# [Exercise requirements]
Output every entry exactly as written, but omit the pictures.

# [Excerpted records]
★ ★ ★
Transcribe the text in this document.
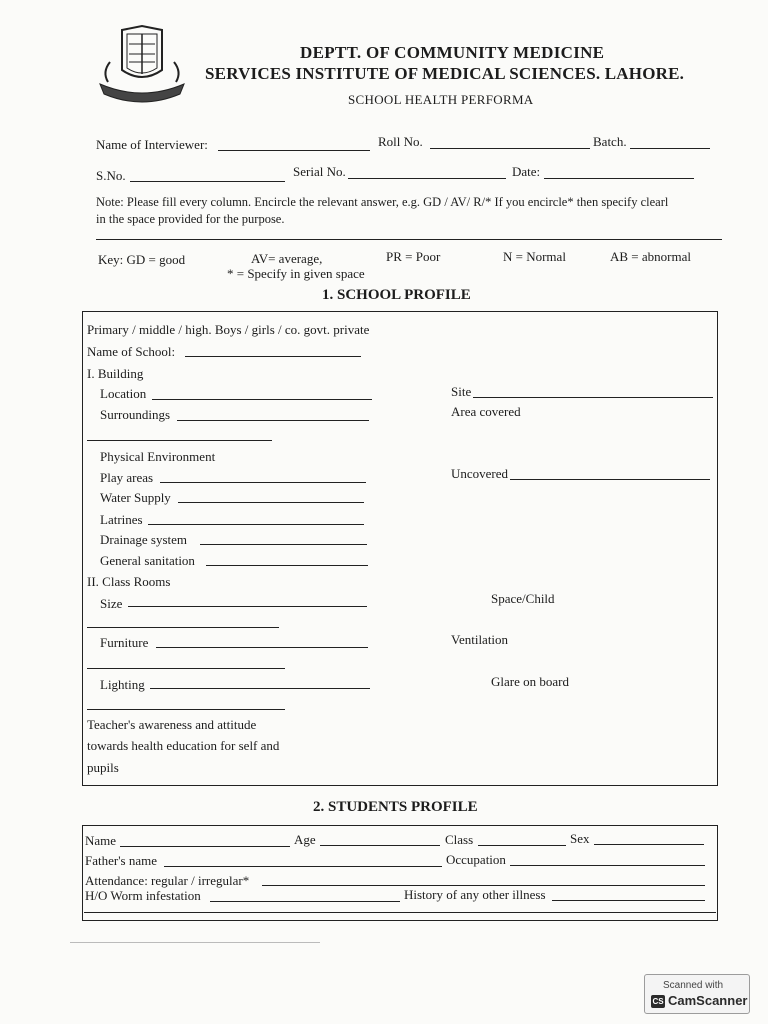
DEPTT. OF COMMUNITY MEDICINE
SERVICES INSTITUTE OF MEDICAL SCIENCES. LAHORE.
SCHOOL HEALTH PERFORMA
Name of Interviewer:	Roll No.	Batch.
S.No.	Serial No.	Date:
Note: Please fill every column. Encircle the relevant answer, e.g. GD / AV/ R/* If you encircle* then specify clearl
in the space provided for the purpose.
Key: GD = good	AV= average,	PR = Poor	N = Normal	AB = abnormal
* = Specify in given space
1. SCHOOL PROFILE
Primary / middle / high. Boys / girls / co. govt. private
Name of School:
I. Building
Location	Site
Surroundings	Area covered
Physical Environment
Play areas	Uncovered
Water Supply
Latrines
Drainage system
General sanitation
II. Class Rooms
Size	Space/Child
Furniture	Ventilation
Lighting	Glare on board
Teacher's awareness and attitude
towards health education for self and
pupils
2. STUDENTS PROFILE
Name	Age	Class	Sex
Father's name	Occupation
Attendance: regular / irregular*
H/O Worm infestation	History of any other illness
Scanned with
CS CamScanner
★ ★ ★
# [Reply]
Transcribe the text in this document.
DEPTT. OF COMMUNITY MEDICINE
SERVICES INSTITUTE OF MEDICAL SCIENCES. LAHORE.
SCHOOL HEALTH PERFORMA
Name of Interviewer:	Roll No.	Batch.
S.No.	Serial No.	Date:
Note: Please fill every column. Encircle the relevant answer, e.g. GD / AV/ R/* If you encircle* then specify clearl
in the space provided for the purpose.
Key: GD = good	AV= average,	PR = Poor	N = Normal	AB = abnormal
* = Specify in given space
1. SCHOOL PROFILE
Primary / middle / high. Boys / girls / co. govt. private
Name of School:
I. Building
Location	Site
Surroundings	Area covered
Physical Environment
Play areas	Uncovered
Water Supply
Latrines
Drainage system
General sanitation
II. Class Rooms
Size	Space/Child
Furniture	Ventilation
Lighting	Glare on board
Teacher's awareness and attitude
towards health education for self and
pupils
2. STUDENTS PROFILE
Name	Age	Class	Sex
Father's name	Occupation
Attendance: regular / irregular*
H/O Worm infestation	History of any other illness
Scanned with
CS CamScanner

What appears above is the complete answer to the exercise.